— BEGIN —

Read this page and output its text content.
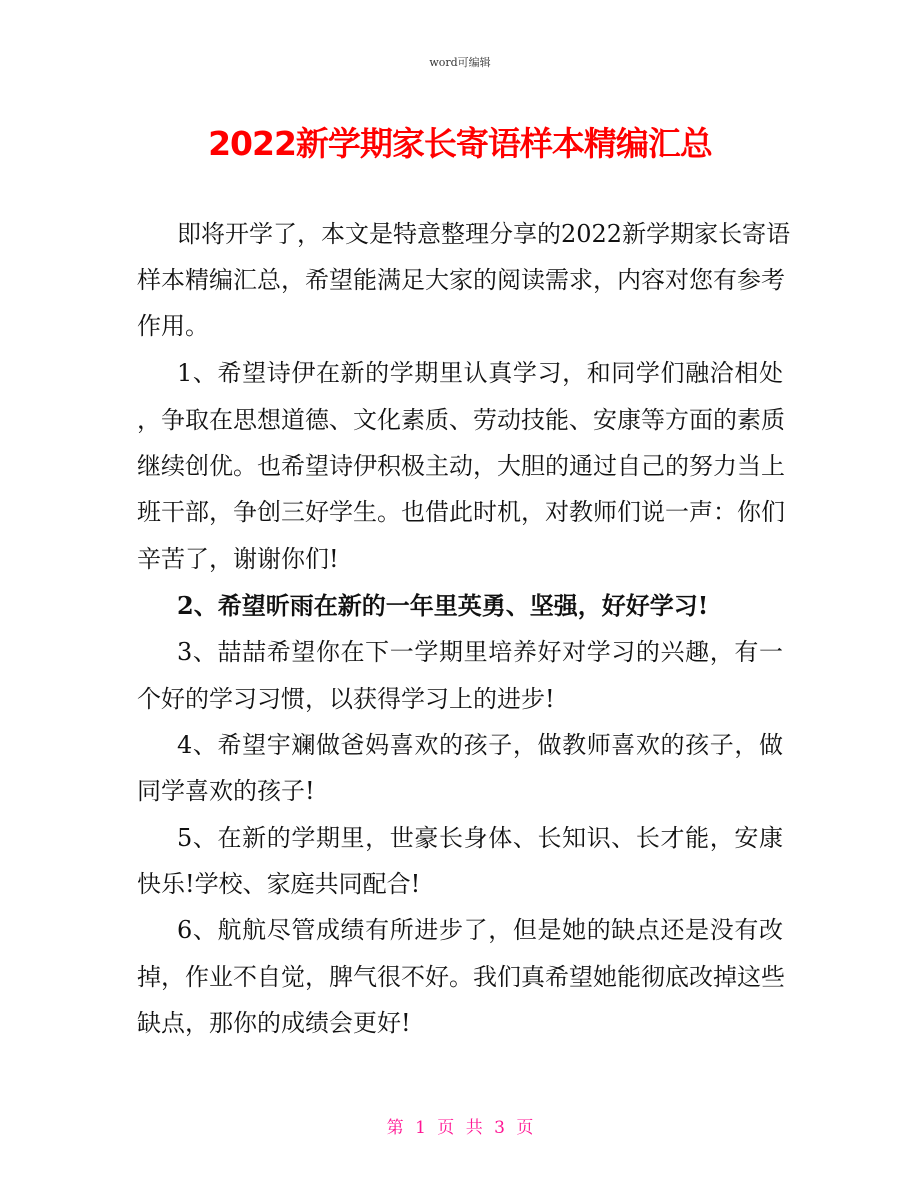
word可编辑
2022新学期家长寄语样本精编汇总
即将开学了，本文是特意整理分享的2022新学期家长寄语
样本精编汇总，希望能满足大家的阅读需求，内容对您有参考
作用。
1、希望诗伊在新的学期里认真学习，和同学们融洽相处
，争取在思想道德、文化素质、劳动技能、安康等方面的素质
继续创优。也希望诗伊积极主动，大胆的通过自己的努力当上
班干部，争创三好学生。也借此时机，对教师们说一声：你们
辛苦了，谢谢你们!
2、希望昕雨在新的一年里英勇、坚强，好好学习!
3、喆喆希望你在下一学期里培养好对学习的兴趣，有一
个好的学习习惯，以获得学习上的进步!
4、希望宇斓做爸妈喜欢的孩子，做教师喜欢的孩子，做
同学喜欢的孩子!
5、在新的学期里，世豪长身体、长知识、长才能，安康
快乐!学校、家庭共同配合!
6、航航尽管成绩有所进步了，但是她的缺点还是没有改
掉，作业不自觉，脾气很不好。我们真希望她能彻底改掉这些
缺点，那你的成绩会更好!
第 1 页 共 3 页
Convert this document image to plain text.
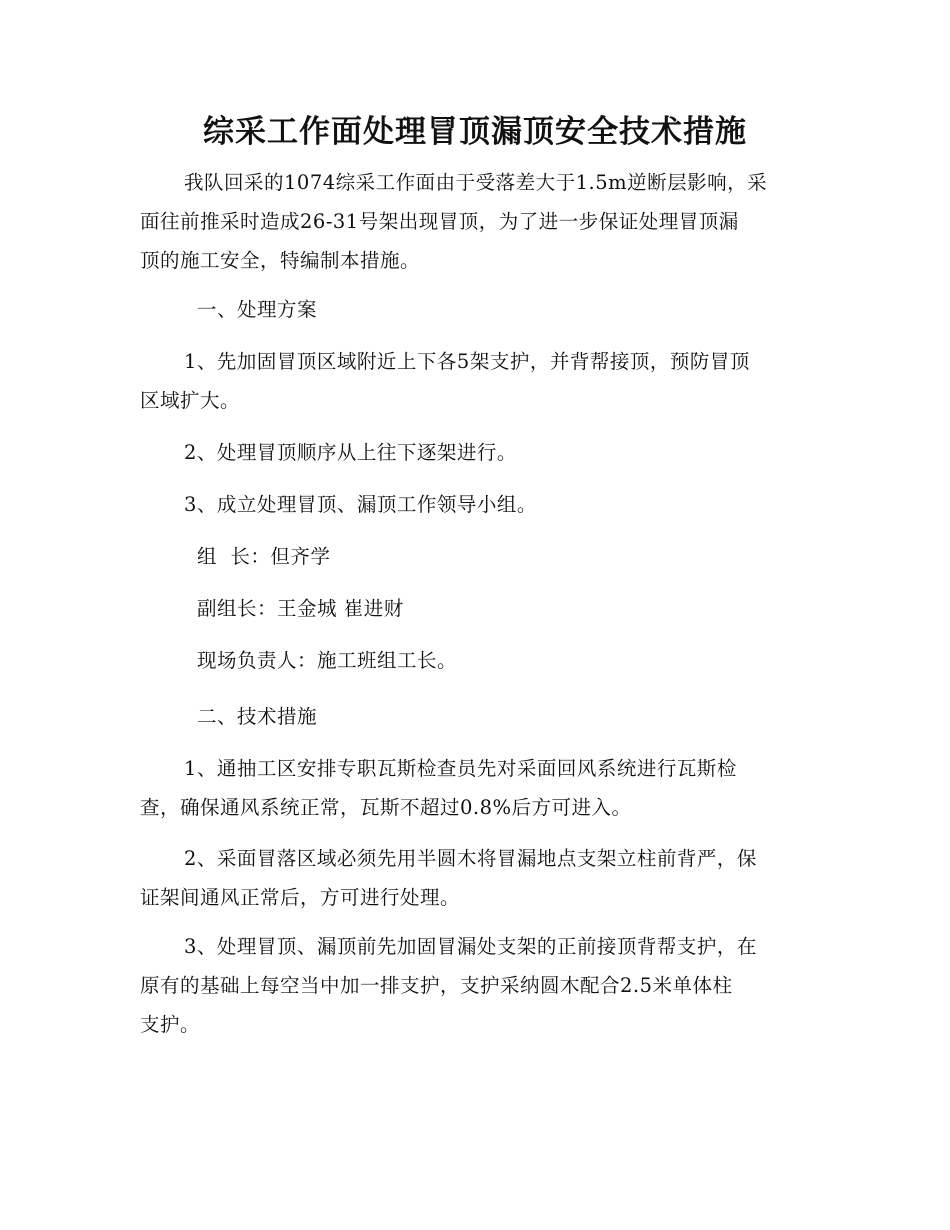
综采工作面处理冒顶漏顶安全技术措施
我队回采的1074综采工作面由于受落差大于1.5m逆断层影响，采
面往前推采时造成26-31号架出现冒顶，为了进一步保证处理冒顶漏
顶的施工安全，特编制本措施。
一、处理方案
1、先加固冒顶区域附近上下各5架支护，并背帮接顶，预防冒顶
区域扩大。
2、处理冒顶顺序从上往下逐架进行。
3、成立处理冒顶、漏顶工作领导小组。
组  长：但齐学
副组长：王金城 崔进财
现场负责人：施工班组工长。
二、技术措施
1、通抽工区安排专职瓦斯检查员先对采面回风系统进行瓦斯检
查，确保通风系统正常，瓦斯不超过0.8%后方可进入。
2、采面冒落区域必须先用半圆木将冒漏地点支架立柱前背严，保
证架间通风正常后，方可进行处理。
3、处理冒顶、漏顶前先加固冒漏处支架的正前接顶背帮支护，在
原有的基础上每空当中加一排支护，支护采纳圆木配合2.5米单体柱
支护。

— END —

*TASK GOAL*:
Locate each line with the word "this" and copy it.

*THE SOLUTION*:
Read this page and output its text content.
Convert this document image to plain text.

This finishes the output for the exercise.